On 3/9/24 08:00, kuldeep singh wrote:
Copy may not work in our scenario since we need to join data from
multiple tables & then convert it to json using row_to_json . This
json data eventually needs to be stored in a target table .
Per:
https://www.postgresql.org/docs/current/sql-copy.html
"
COPY { table_name [ ( column_name [, ...] ) ] | ( query ) }
<...>
query
A SELECT, VALUES, INSERT, UPDATE, or DELETE command whose results
are to be copied. Note that parentheses are required around the query.
For INSERT, UPDATE and DELETE queries a RETURNING clause must be
provided, and the target relation must not have a conditional rule, nor
an ALSO rule, nor an INSTEAD rule that expands to multiple statements.
"
Will it be better if we break the process into batches of like 10,000
rows & insert the data in its individual transactions? Or any other
better solution available ?

------------------------------------------------------------------------

**GOAL**
Reproduce the full message on PostgreSQL COPY word for word, keeping every line and symbol intact.

**DATA BLOCK**
------------------------------------------------------------------------

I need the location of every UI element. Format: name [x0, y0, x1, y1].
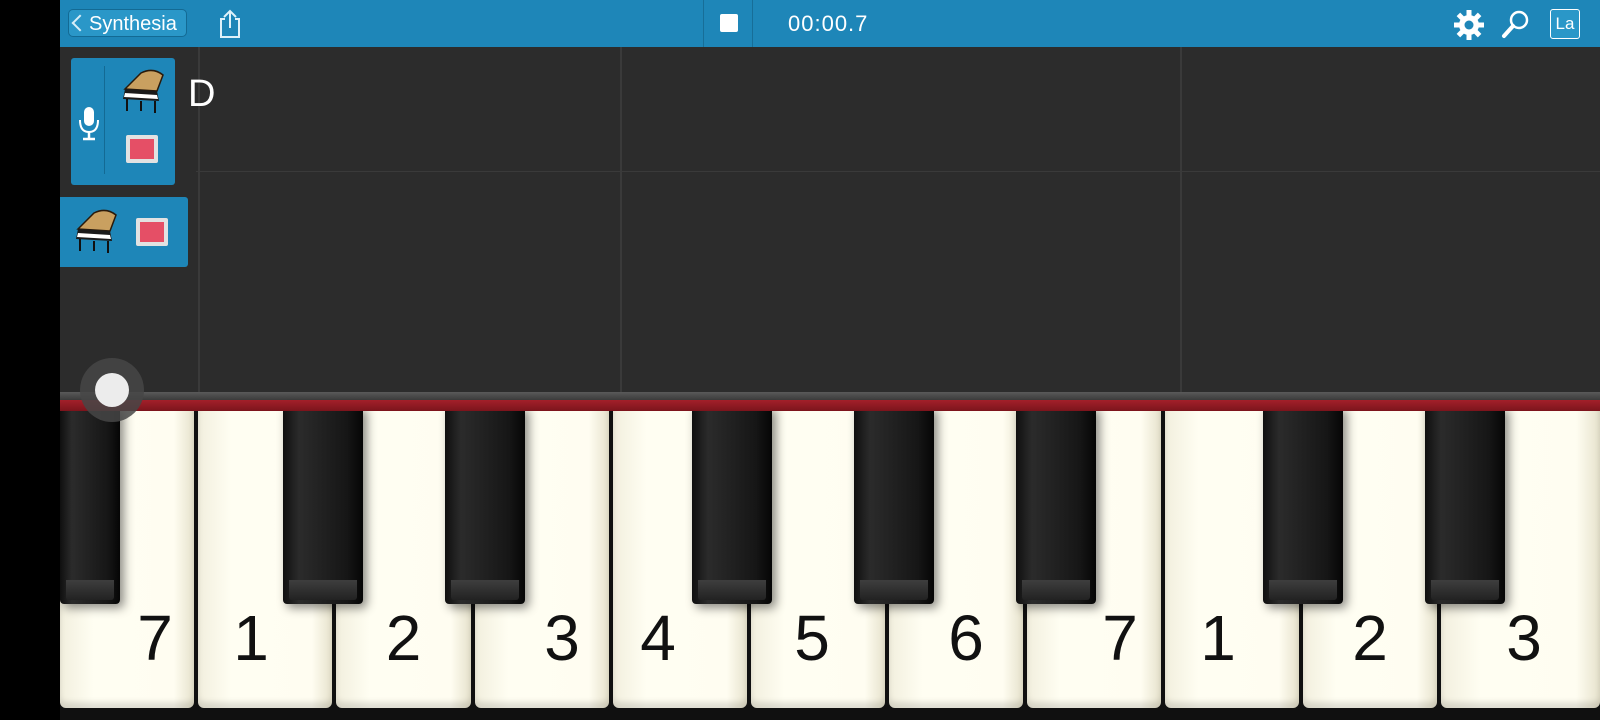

------------------------------------------------------------------------

**OUTPUT**
On 3/9/24 08:00, kuldeep singh wrote:
Copy may not work in our scenario since we need to join data from
multiple tables & then convert it to json using row_to_json . This
json data eventually needs to be stored in a target table .
Per:
https://www.postgresql.org/docs/current/sql-copy.html
"
COPY { table_name [ ( column_name [, ...] ) ] | ( query ) }
<...>
query
A SELECT, VALUES, INSERT, UPDATE, or DELETE command whose results
are to be copied. Note that parentheses are required around the query.
For INSERT, UPDATE and DELETE queries a RETURNING clause must be
provided, and the target relation must not have a conditional rule, nor
an ALSO rule, nor an INSTEAD rule that expands to multiple statements.
"
Will it be better if we break the process into batches of like 10,000
rows & insert the data in its individual transactions? Or any other
better solution available ?